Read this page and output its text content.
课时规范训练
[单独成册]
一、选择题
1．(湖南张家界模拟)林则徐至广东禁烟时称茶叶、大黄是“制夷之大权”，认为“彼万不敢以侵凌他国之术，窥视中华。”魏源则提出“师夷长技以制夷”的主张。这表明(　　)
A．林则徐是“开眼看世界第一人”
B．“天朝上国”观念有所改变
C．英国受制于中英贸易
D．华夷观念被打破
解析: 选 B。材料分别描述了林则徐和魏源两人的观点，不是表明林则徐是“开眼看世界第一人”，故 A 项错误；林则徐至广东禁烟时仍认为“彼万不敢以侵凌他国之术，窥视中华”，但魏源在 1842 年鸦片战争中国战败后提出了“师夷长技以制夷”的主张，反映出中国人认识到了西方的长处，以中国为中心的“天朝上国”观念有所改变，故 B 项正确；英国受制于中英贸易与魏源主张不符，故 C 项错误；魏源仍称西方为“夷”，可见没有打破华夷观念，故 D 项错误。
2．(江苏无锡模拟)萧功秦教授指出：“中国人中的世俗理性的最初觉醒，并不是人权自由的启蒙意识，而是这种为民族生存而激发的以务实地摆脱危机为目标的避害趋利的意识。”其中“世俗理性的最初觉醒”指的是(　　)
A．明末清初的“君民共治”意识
========
[Written problem]: Using the listing, collect all lines in which the string "师夷长技以制夷" is found.

[Output of the task]:
1．(湖南张家界模拟)林则徐至广东禁烟时称茶叶、大黄是“制夷之大权”，认为“彼万不敢以侵凌他国之术，窥视中华。”魏源则提出“师夷长技以制夷”的主张。这表明(　　)
解析: 选 B。材料分别描述了林则徐和魏源两人的观点，不是表明林则徐是“开眼看世界第一人”，故 A 项错误；林则徐至广东禁烟时仍认为“彼万不敢以侵凌他国之术，窥视中华”，但魏源在 1842 年鸦片战争中国战败后提出了“师夷长技以制夷”的主张，反映出中国人认识到了西方的长处，以中国为中心的“天朝上国”观念有所改变，故 B 项正确；英国受制于中英贸易与魏源主张不符，故 C 项错误；魏源仍称西方为“夷”，可见没有打破华夷观念，故 D 项错误。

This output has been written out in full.